WORK REQUIRED: Counting only lines that hold "Face", give the total and nothing more.

Data records

┄┄┄┄┄┄

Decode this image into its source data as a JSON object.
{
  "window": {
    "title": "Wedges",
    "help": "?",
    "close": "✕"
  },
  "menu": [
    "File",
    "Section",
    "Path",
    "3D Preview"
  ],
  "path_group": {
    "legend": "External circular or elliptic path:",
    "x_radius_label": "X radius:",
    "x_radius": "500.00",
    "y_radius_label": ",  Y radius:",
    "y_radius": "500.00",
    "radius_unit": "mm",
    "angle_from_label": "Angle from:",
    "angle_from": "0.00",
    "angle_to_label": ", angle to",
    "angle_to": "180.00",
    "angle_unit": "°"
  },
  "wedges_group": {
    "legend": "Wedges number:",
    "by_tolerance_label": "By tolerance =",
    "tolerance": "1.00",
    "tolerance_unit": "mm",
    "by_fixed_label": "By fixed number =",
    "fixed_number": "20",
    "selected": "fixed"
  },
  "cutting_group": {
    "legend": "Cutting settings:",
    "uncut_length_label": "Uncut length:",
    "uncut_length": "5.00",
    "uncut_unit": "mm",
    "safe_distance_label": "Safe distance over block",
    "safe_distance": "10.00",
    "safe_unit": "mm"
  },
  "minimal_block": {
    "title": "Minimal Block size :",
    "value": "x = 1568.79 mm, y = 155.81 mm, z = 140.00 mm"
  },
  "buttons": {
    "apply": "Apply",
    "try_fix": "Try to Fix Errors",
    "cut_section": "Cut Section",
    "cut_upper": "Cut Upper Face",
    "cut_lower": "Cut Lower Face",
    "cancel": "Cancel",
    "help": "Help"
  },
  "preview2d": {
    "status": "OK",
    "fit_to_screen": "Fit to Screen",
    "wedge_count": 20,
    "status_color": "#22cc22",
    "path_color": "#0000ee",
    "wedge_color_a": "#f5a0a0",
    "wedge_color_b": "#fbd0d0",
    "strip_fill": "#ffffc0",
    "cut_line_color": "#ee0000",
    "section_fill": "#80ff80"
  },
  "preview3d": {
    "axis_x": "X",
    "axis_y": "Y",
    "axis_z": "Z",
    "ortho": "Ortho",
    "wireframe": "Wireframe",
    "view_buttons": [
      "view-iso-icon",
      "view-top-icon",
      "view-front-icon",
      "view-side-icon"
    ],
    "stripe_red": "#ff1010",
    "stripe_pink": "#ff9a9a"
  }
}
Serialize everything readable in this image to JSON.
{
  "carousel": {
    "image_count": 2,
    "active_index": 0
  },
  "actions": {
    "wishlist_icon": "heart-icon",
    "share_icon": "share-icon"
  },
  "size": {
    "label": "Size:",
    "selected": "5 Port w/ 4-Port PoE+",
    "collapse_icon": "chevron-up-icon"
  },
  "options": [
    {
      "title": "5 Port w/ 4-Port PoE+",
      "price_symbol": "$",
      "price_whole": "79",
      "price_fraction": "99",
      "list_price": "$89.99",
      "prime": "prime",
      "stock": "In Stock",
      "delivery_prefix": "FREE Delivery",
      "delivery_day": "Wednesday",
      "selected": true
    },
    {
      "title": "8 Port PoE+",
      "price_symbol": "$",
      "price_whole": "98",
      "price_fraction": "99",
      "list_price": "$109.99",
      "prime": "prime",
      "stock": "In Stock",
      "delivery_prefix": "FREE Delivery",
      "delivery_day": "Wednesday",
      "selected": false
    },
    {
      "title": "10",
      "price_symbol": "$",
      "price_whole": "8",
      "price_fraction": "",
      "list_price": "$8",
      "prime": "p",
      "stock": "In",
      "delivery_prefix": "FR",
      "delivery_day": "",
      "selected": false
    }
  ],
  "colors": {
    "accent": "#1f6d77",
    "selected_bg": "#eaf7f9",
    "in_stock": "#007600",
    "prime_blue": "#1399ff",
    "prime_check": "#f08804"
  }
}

┄┄┄┄┄┄

CORRECT RESPONSE: 2